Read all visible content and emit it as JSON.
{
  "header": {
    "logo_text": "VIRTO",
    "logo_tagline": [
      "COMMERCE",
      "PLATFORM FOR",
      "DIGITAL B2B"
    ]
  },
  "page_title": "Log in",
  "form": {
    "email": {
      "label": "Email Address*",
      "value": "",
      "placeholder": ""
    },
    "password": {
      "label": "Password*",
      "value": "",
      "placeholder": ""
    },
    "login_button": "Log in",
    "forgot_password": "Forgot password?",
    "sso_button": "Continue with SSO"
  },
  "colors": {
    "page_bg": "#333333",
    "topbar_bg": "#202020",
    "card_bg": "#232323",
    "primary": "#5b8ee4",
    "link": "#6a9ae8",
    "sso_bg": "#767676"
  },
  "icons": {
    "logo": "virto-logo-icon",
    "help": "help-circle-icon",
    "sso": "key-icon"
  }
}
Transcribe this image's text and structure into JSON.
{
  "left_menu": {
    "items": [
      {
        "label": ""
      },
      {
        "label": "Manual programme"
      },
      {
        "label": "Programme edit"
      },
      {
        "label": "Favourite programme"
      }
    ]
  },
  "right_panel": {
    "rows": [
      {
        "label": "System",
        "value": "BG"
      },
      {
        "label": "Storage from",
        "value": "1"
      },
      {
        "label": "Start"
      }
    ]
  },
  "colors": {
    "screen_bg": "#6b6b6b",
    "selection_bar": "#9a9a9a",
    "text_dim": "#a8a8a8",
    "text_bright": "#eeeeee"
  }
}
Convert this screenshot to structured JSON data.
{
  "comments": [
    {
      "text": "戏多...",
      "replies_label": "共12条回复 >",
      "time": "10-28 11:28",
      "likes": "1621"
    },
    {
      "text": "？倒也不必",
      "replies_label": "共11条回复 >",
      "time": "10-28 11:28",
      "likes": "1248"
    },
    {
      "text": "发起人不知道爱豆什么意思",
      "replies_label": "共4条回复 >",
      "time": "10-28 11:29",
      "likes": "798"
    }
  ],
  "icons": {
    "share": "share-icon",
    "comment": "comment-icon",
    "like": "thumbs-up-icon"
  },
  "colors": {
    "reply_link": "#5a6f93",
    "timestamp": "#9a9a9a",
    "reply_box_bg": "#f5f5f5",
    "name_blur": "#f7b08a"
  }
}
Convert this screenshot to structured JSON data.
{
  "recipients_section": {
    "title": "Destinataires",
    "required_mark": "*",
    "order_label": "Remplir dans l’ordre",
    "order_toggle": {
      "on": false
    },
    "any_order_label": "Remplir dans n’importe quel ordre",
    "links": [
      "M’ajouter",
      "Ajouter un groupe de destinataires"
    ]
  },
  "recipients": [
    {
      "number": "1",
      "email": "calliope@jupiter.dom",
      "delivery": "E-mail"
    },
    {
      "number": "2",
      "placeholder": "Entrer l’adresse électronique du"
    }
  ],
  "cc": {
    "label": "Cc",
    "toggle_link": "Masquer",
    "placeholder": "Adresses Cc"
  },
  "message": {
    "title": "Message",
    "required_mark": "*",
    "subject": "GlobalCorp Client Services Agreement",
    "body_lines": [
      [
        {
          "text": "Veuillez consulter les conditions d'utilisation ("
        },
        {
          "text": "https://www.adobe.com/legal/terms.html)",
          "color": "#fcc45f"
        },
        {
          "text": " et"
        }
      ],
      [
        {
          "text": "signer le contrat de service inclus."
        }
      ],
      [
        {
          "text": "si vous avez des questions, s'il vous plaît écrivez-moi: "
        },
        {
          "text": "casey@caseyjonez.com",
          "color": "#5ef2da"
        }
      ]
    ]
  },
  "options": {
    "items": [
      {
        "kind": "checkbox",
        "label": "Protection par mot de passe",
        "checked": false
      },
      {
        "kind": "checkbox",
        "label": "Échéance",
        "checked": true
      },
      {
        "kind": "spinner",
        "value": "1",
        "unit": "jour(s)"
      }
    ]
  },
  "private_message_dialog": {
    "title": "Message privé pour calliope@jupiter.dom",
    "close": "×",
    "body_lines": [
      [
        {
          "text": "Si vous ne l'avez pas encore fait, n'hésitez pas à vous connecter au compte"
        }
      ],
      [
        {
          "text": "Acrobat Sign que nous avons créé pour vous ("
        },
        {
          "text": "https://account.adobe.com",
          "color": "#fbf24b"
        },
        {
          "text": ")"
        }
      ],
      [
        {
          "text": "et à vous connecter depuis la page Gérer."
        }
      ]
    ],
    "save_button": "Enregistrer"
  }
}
^^^^
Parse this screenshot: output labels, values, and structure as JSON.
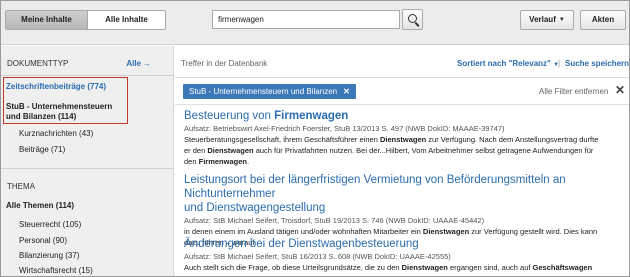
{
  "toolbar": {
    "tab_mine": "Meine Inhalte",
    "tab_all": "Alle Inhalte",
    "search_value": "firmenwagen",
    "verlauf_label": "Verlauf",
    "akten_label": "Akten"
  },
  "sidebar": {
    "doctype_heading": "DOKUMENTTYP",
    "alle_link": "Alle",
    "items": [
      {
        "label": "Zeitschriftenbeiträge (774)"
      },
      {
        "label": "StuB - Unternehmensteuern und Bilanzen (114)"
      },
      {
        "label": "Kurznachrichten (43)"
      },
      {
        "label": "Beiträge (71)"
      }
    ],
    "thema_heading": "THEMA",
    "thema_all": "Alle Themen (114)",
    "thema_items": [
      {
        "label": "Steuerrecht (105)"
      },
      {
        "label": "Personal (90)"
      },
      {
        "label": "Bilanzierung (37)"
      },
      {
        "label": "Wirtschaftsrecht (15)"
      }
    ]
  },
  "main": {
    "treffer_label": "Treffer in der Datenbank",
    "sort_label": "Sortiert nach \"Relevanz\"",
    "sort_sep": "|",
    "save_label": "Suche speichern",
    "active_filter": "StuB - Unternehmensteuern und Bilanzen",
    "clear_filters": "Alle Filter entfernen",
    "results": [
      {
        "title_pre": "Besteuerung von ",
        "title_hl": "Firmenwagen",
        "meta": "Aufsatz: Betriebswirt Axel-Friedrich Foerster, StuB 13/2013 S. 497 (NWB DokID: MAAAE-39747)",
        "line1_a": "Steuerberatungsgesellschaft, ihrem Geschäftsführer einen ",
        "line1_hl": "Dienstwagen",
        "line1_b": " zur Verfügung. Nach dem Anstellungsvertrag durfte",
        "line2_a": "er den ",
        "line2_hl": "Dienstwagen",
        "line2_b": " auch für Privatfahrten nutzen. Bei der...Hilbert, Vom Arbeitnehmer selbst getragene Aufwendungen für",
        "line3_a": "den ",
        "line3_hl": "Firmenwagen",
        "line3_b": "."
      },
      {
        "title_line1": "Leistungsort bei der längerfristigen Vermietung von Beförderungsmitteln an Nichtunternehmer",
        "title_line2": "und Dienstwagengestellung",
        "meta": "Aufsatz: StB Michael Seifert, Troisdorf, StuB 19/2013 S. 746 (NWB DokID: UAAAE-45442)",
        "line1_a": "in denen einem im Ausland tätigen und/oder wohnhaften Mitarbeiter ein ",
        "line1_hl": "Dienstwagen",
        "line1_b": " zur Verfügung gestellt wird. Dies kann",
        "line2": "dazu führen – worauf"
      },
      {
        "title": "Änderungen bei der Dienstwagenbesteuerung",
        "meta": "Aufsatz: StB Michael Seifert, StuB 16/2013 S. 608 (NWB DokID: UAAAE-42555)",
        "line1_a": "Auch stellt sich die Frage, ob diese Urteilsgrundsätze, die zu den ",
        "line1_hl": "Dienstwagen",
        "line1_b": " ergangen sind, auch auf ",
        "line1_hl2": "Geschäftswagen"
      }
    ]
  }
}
^^^^
WHAT IS NEEDED: Check each line of these records for the string "pour" and state only how many lines have it.

SOLUTION: 2